| Exercise description |
Write out the records below once more, exactly as they stand.

──────── Task inputs

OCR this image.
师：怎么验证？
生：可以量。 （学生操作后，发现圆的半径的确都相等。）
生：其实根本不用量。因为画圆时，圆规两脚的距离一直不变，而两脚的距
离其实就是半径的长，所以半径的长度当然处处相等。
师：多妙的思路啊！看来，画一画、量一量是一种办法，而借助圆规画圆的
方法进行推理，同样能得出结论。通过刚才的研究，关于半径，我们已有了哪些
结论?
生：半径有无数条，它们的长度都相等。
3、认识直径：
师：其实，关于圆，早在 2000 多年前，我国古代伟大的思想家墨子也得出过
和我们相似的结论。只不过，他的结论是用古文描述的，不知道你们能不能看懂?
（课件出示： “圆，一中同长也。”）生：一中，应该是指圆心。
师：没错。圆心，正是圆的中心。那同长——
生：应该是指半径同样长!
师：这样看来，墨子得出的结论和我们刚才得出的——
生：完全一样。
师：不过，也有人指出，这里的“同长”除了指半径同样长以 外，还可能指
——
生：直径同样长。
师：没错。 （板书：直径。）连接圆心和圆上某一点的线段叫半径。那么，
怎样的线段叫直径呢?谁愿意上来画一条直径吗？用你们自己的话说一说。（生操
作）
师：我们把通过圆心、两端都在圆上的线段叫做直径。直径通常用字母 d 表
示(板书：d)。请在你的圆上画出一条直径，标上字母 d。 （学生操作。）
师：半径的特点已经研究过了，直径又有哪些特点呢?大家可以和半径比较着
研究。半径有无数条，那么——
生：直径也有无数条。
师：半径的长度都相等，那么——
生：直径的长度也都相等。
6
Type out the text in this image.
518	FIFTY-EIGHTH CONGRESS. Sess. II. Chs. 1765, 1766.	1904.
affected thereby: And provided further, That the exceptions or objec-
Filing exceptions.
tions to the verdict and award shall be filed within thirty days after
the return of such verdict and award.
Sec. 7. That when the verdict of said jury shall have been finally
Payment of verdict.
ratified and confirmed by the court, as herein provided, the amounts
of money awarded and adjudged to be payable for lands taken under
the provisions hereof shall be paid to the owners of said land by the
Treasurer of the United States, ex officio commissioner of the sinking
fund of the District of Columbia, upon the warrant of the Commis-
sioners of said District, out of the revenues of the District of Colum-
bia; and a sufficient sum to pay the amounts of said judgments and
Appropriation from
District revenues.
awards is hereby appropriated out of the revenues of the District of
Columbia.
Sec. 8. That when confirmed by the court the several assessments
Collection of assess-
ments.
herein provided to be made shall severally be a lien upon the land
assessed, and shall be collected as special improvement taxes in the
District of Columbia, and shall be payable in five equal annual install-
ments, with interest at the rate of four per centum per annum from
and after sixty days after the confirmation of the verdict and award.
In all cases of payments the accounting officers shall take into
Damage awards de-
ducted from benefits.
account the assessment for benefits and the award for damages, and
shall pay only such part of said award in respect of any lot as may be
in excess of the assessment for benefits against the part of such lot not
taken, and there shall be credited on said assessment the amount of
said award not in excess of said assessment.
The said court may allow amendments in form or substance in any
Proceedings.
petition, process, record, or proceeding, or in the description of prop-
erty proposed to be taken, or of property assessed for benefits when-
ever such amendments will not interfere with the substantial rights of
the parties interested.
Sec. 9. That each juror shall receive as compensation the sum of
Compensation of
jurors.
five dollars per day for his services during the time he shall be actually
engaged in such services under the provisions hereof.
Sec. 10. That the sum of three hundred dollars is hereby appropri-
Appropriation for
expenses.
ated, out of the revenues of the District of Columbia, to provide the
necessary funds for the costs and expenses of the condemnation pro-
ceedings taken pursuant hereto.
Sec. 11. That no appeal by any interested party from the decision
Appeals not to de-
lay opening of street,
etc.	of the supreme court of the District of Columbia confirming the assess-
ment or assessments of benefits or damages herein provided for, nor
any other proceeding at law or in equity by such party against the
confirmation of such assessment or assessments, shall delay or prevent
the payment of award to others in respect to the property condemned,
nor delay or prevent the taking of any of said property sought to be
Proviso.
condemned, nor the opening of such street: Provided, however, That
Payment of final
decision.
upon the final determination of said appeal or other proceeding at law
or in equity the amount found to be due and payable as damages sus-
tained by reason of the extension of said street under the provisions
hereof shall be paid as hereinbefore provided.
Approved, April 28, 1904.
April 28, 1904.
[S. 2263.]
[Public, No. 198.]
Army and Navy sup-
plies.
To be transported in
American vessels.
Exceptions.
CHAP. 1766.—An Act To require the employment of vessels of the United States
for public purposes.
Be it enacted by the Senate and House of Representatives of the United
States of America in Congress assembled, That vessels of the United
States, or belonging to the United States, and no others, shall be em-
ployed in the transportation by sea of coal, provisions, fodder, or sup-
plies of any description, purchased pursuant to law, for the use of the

────────────────

| Task solution |
OCR this image.
师：怎么验证？
生：可以量。 （学生操作后，发现圆的半径的确都相等。）
生：其实根本不用量。因为画圆时，圆规两脚的距离一直不变，而两脚的距
离其实就是半径的长，所以半径的长度当然处处相等。
师：多妙的思路啊！看来，画一画、量一量是一种办法，而借助圆规画圆的
方法进行推理，同样能得出结论。通过刚才的研究，关于半径，我们已有了哪些
结论?
生：半径有无数条，它们的长度都相等。
3、认识直径：
师：其实，关于圆，早在 2000 多年前，我国古代伟大的思想家墨子也得出过
和我们相似的结论。只不过，他的结论是用古文描述的，不知道你们能不能看懂?
（课件出示： “圆，一中同长也。”）生：一中，应该是指圆心。
师：没错。圆心，正是圆的中心。那同长——
生：应该是指半径同样长!
师：这样看来，墨子得出的结论和我们刚才得出的——
生：完全一样。
师：不过，也有人指出，这里的“同长”除了指半径同样长以 外，还可能指
——
生：直径同样长。
师：没错。 （板书：直径。）连接圆心和圆上某一点的线段叫半径。那么，
怎样的线段叫直径呢?谁愿意上来画一条直径吗？用你们自己的话说一说。（生操
作）
师：我们把通过圆心、两端都在圆上的线段叫做直径。直径通常用字母 d 表
示(板书：d)。请在你的圆上画出一条直径，标上字母 d。 （学生操作。）
师：半径的特点已经研究过了，直径又有哪些特点呢?大家可以和半径比较着
研究。半径有无数条，那么——
生：直径也有无数条。
师：半径的长度都相等，那么——
生：直径的长度也都相等。
6
Type out the text in this image.
518	FIFTY-EIGHTH CONGRESS. Sess. II. Chs. 1765, 1766.	1904.
affected thereby: And provided further, That the exceptions or objec-
Filing exceptions.
tions to the verdict and award shall be filed within thirty days after
the return of such verdict and award.
Sec. 7. That when the verdict of said jury shall have been finally
Payment of verdict.
ratified and confirmed by the court, as herein provided, the amounts
of money awarded and adjudged to be payable for lands taken under
the provisions hereof shall be paid to the owners of said land by the
Treasurer of the United States, ex officio commissioner of the sinking
fund of the District of Columbia, upon the warrant of the Commis-
sioners of said District, out of the revenues of the District of Colum-
bia; and a sufficient sum to pay the amounts of said judgments and
Appropriation from
District revenues.
awards is hereby appropriated out of the revenues of the District of
Columbia.
Sec. 8. That when confirmed by the court the several assessments
Collection of assess-
ments.
herein provided to be made shall severally be a lien upon the land
assessed, and shall be collected as special improvement taxes in the
District of Columbia, and shall be payable in five equal annual install-
ments, with interest at the rate of four per centum per annum from
and after sixty days after the confirmation of the verdict and award.
In all cases of payments the accounting officers shall take into
Damage awards de-
ducted from benefits.
account the assessment for benefits and the award for damages, and
shall pay only such part of said award in respect of any lot as may be
in excess of the assessment for benefits against the part of such lot not
taken, and there shall be credited on said assessment the amount of
said award not in excess of said assessment.
The said court may allow amendments in form or substance in any
Proceedings.
petition, process, record, or proceeding, or in the description of prop-
erty proposed to be taken, or of property assessed for benefits when-
ever such amendments will not interfere with the substantial rights of
the parties interested.
Sec. 9. That each juror shall receive as compensation the sum of
Compensation of
jurors.
five dollars per day for his services during the time he shall be actually
engaged in such services under the provisions hereof.
Sec. 10. That the sum of three hundred dollars is hereby appropri-
Appropriation for
expenses.
ated, out of the revenues of the District of Columbia, to provide the
necessary funds for the costs and expenses of the condemnation pro-
ceedings taken pursuant hereto.
Sec. 11. That no appeal by any interested party from the decision
Appeals not to de-
lay opening of street,
etc.	of the supreme court of the District of Columbia confirming the assess-
ment or assessments of benefits or damages herein provided for, nor
any other proceeding at law or in equity by such party against the
confirmation of such assessment or assessments, shall delay or prevent
the payment of award to others in respect to the property condemned,
nor delay or prevent the taking of any of said property sought to be
Proviso.
condemned, nor the opening of such street: Provided, however, That
Payment of final
decision.
upon the final determination of said appeal or other proceeding at law
or in equity the amount found to be due and payable as damages sus-
tained by reason of the extension of said street under the provisions
hereof shall be paid as hereinbefore provided.
Approved, April 28, 1904.
April 28, 1904.
[S. 2263.]
[Public, No. 198.]
Army and Navy sup-
plies.
To be transported in
American vessels.
Exceptions.
CHAP. 1766.—An Act To require the employment of vessels of the United States
for public purposes.
Be it enacted by the Senate and House of Representatives of the United
States of America in Congress assembled, That vessels of the United
States, or belonging to the United States, and no others, shall be em-
ployed in the transportation by sea of coal, provisions, fodder, or sup-
plies of any description, purchased pursuant to law, for the use of the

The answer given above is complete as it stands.